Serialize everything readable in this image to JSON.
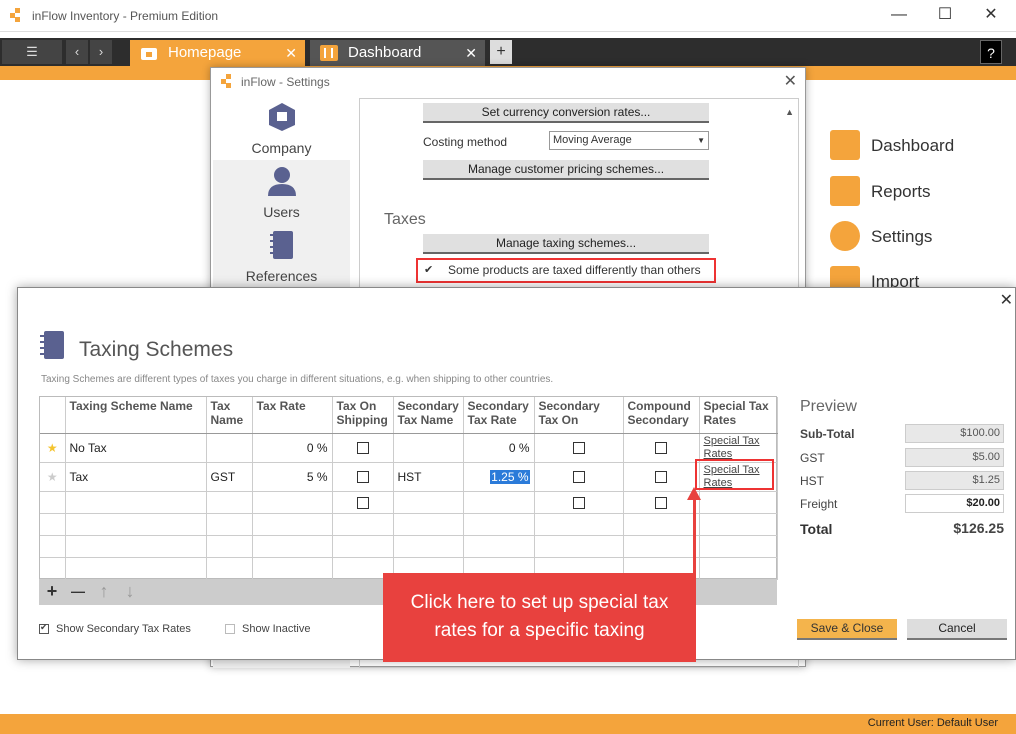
{
  "window": {
    "title": "inFlow Inventory - Premium Edition",
    "minimize": "—",
    "maximize": "☐",
    "close": "✕"
  },
  "tabs": [
    {
      "label": "Homepage",
      "close": "✕"
    },
    {
      "label": "Dashboard",
      "close": "✕"
    }
  ],
  "tabbar": {
    "add": "+",
    "help": "?",
    "menu": "☰",
    "back": "‹",
    "forward": "›"
  },
  "right_nav": [
    {
      "label": "Dashboard",
      "icon": "dashboard-icon"
    },
    {
      "label": "Reports",
      "icon": "reports-icon"
    },
    {
      "label": "Settings",
      "icon": "gear-icon"
    },
    {
      "label": "Import",
      "icon": "import-icon"
    }
  ],
  "statusbar": {
    "text": "Current User:  Default User"
  },
  "settings": {
    "title": "inFlow - Settings",
    "close": "✕",
    "sidebar": [
      {
        "label": "Company",
        "icon": "company-icon"
      },
      {
        "label": "Users",
        "icon": "user-icon"
      },
      {
        "label": "References",
        "icon": "references-icon"
      }
    ],
    "currency_button": "Set currency conversion rates...",
    "costing_label": "Costing method",
    "costing_value": "Moving Average",
    "pricing_button": "Manage customer pricing schemes...",
    "taxes_heading": "Taxes",
    "taxing_button": "Manage taxing schemes...",
    "taxed_differently": "Some products are taxed differently than others"
  },
  "tax_dialog": {
    "title": "Taxing Schemes",
    "close": "✕",
    "description": "Taxing Schemes are different types of taxes you charge in different situations, e.g. when shipping to other countries.",
    "columns": [
      "",
      "Taxing Scheme Name",
      "Tax Name",
      "Tax Rate",
      "Tax On Shipping",
      "Secondary Tax Name",
      "Secondary Tax Rate",
      "Secondary Tax On",
      "Compound Secondary",
      "Special Tax Rates"
    ],
    "rows": [
      {
        "star": "★",
        "name": "No Tax",
        "tax_name": "",
        "tax_rate": "0 %",
        "secondary_name": "",
        "secondary_rate": "0 %",
        "link1": "Special Tax",
        "link2": "Rates"
      },
      {
        "star": "★",
        "name": "Tax",
        "tax_name": "GST",
        "tax_rate": "5 %",
        "secondary_name": "HST",
        "secondary_rate": "1.25 %",
        "link1": "Special Tax",
        "link2": "Rates"
      }
    ],
    "toolbar": {
      "add": "+",
      "remove": "—",
      "up": "↑",
      "down": "↓"
    },
    "show_secondary": "Show Secondary Tax Rates",
    "show_inactive": "Show Inactive",
    "save_close": "Save & Close",
    "cancel": "Cancel",
    "preview": {
      "title": "Preview",
      "subtotal_label": "Sub-Total",
      "subtotal_value": "$100.00",
      "gst_label": "GST",
      "gst_value": "$5.00",
      "hst_label": "HST",
      "hst_value": "$1.25",
      "freight_label": "Freight",
      "freight_value": "$20.00",
      "total_label": "Total",
      "total_value": "$126.25"
    }
  },
  "callout": {
    "line1": "Click here to set up special tax",
    "line2": "rates for a specific taxing"
  },
  "colors": {
    "accent": "#f4a43c",
    "callout": "#e8413e",
    "selection": "#2b7bd9"
  }
}
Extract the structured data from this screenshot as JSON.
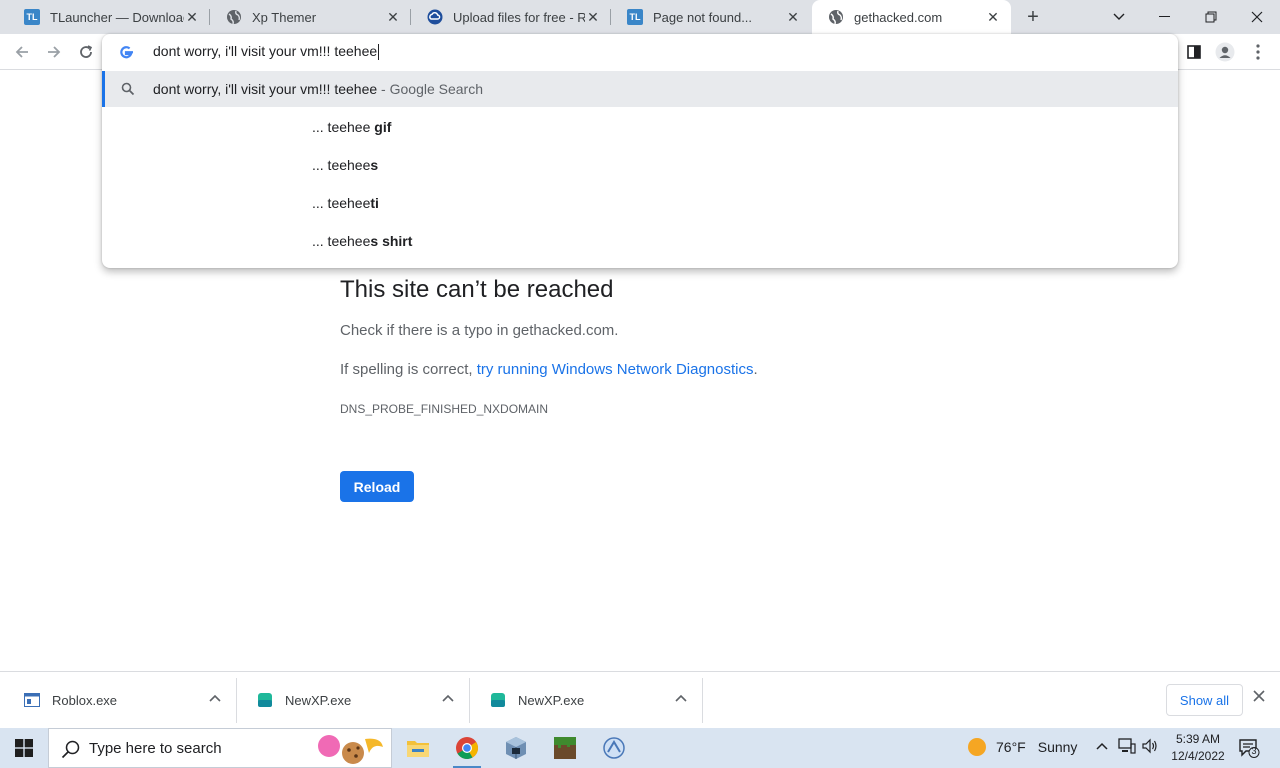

□ □ □ □

- **To do**: Quote each line of the listing exactly, but leave the pictures out.

- **Result of the exercise**:
Serialize everything readable in this image to JSON.
{
  "window": {
    "title": "inFlow Inventory - Premium Edition",
    "minimize": "—",
    "maximize": "☐",
    "close": "✕"
  },
  "tabs": [
    {
      "label": "Homepage",
      "close": "✕"
    },
    {
      "label": "Dashboard",
      "close": "✕"
    }
  ],
  "tabbar": {
    "add": "+",
    "help": "?",
    "menu": "☰",
    "back": "‹",
    "forward": "›"
  },
  "right_nav": [
    {
      "label": "Dashboard",
      "icon": "dashboard-icon"
    },
    {
      "label": "Reports",
      "icon": "reports-icon"
    },
    {
      "label": "Settings",
      "icon": "gear-icon"
    },
    {
      "label": "Import",
      "icon": "import-icon"
    }
  ],
  "statusbar": {
    "text": "Current User:  Default User"
  },
  "settings": {
    "title": "inFlow - Settings",
    "close": "✕",
    "sidebar": [
      {
        "label": "Company",
        "icon": "company-icon"
      },
      {
        "label": "Users",
        "icon": "user-icon"
      },
      {
        "label": "References",
        "icon": "references-icon"
      }
    ],
    "currency_button": "Set currency conversion rates...",
    "costing_label": "Costing method",
    "costing_value": "Moving Average",
    "pricing_button": "Manage customer pricing schemes...",
    "taxes_heading": "Taxes",
    "taxing_button": "Manage taxing schemes...",
    "taxed_differently": "Some products are taxed differently than others"
  },
  "tax_dialog": {
    "title": "Taxing Schemes",
    "close": "✕",
    "description": "Taxing Schemes are different types of taxes you charge in different situations, e.g. when shipping to other countries.",
    "columns": [
      "",
      "Taxing Scheme Name",
      "Tax Name",
      "Tax Rate",
      "Tax On Shipping",
      "Secondary Tax Name",
      "Secondary Tax Rate",
      "Secondary Tax On",
      "Compound Secondary",
      "Special Tax Rates"
    ],
    "rows": [
      {
        "star": "★",
        "name": "No Tax",
        "tax_name": "",
        "tax_rate": "0 %",
        "secondary_name": "",
        "secondary_rate": "0 %",
        "link1": "Special Tax",
        "link2": "Rates"
      },
      {
        "star": "★",
        "name": "Tax",
        "tax_name": "GST",
        "tax_rate": "5 %",
        "secondary_name": "HST",
        "secondary_rate": "1.25 %",
        "link1": "Special Tax",
        "link2": "Rates"
      }
    ],
    "toolbar": {
      "add": "+",
      "remove": "—",
      "up": "↑",
      "down": "↓"
    },
    "show_secondary": "Show Secondary Tax Rates",
    "show_inactive": "Show Inactive",
    "save_close": "Save & Close",
    "cancel": "Cancel",
    "preview": {
      "title": "Preview",
      "subtotal_label": "Sub-Total",
      "subtotal_value": "$100.00",
      "gst_label": "GST",
      "gst_value": "$5.00",
      "hst_label": "HST",
      "hst_value": "$1.25",
      "freight_label": "Freight",
      "freight_value": "$20.00",
      "total_label": "Total",
      "total_value": "$126.25"
    }
  },
  "callout": {
    "line1": "Click here to set up special tax",
    "line2": "rates for a specific taxing"
  },
  "colors": {
    "accent": "#f4a43c",
    "callout": "#e8413e",
    "selection": "#2b7bd9"
  }
}
Extract the structured data from this screenshot as JSON.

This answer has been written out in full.